— start of Given records —

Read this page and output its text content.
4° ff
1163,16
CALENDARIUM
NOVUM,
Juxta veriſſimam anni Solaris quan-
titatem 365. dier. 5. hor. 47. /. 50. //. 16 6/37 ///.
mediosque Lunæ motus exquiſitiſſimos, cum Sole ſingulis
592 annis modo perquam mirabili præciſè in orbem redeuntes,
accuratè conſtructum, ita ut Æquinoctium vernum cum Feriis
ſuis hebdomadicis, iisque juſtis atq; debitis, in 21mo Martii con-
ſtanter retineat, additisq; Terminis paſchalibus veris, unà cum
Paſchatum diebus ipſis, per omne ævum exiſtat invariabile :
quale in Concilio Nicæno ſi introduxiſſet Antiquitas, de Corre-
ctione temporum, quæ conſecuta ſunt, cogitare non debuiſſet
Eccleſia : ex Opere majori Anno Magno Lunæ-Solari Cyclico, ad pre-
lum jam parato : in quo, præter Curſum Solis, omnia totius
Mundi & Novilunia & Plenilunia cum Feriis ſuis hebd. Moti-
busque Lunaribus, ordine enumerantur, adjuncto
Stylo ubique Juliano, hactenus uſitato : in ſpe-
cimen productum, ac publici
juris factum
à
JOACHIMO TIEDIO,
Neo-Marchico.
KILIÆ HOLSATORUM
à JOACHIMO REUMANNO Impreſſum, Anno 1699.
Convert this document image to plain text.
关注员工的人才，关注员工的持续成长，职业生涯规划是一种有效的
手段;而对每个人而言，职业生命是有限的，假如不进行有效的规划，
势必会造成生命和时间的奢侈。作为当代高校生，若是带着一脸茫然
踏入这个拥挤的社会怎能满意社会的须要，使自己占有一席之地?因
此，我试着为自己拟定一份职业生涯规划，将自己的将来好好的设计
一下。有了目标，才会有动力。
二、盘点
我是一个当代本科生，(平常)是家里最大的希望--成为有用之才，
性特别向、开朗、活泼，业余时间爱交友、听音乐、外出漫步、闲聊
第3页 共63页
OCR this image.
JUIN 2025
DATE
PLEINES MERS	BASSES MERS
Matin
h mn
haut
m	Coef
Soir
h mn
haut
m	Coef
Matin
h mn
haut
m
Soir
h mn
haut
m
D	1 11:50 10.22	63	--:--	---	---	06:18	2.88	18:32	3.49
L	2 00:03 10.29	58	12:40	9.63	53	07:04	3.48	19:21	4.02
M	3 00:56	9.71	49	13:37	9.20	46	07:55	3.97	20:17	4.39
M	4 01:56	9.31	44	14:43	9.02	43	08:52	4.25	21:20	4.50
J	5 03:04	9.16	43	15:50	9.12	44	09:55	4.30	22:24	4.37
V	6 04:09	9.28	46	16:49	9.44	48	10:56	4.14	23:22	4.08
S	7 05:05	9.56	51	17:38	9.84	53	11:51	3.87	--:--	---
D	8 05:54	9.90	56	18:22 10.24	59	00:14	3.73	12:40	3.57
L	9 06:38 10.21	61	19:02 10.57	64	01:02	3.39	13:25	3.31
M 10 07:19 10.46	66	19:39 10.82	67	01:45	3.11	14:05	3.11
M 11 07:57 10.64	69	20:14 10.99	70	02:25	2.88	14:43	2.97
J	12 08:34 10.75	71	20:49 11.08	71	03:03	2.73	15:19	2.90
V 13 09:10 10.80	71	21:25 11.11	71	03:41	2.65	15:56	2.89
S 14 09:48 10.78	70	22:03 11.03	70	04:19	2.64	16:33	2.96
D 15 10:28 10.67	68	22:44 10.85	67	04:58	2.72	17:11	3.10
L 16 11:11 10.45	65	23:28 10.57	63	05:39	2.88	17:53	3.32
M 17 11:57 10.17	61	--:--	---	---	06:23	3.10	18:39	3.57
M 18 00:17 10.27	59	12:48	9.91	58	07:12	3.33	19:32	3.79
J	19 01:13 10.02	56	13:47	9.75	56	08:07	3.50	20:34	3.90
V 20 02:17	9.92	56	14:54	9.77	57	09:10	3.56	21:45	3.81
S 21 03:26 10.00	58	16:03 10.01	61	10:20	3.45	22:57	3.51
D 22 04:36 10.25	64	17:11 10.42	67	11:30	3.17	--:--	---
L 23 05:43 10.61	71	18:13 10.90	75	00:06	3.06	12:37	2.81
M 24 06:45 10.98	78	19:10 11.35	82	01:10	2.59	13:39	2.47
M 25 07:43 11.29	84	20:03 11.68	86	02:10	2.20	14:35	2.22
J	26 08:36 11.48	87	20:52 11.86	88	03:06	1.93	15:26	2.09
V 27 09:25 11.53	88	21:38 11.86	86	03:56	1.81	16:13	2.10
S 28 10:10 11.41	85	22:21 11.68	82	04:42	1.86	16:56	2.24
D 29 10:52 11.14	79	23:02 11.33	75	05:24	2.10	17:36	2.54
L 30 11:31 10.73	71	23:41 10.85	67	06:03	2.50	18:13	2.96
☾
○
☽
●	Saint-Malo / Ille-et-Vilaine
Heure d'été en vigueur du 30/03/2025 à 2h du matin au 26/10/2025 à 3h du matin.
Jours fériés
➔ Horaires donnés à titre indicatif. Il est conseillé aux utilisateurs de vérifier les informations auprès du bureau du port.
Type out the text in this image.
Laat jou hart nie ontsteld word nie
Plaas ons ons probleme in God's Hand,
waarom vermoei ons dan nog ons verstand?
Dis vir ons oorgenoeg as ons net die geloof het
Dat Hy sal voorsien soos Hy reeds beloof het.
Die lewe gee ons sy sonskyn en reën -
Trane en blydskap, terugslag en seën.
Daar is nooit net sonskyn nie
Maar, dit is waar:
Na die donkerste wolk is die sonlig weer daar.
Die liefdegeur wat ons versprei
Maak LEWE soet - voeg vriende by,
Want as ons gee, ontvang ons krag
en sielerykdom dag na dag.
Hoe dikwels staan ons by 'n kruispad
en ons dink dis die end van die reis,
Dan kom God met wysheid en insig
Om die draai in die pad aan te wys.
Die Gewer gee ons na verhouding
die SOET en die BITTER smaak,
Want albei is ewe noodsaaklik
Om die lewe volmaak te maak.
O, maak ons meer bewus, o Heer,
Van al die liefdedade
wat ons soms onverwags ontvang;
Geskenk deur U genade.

— end of Given records —

Find the word "this" in the data and copy out each line where it turns up.

Read this page and output its text content.
Convert this document image to plain text.
OCR this image.
Type out the text in this image.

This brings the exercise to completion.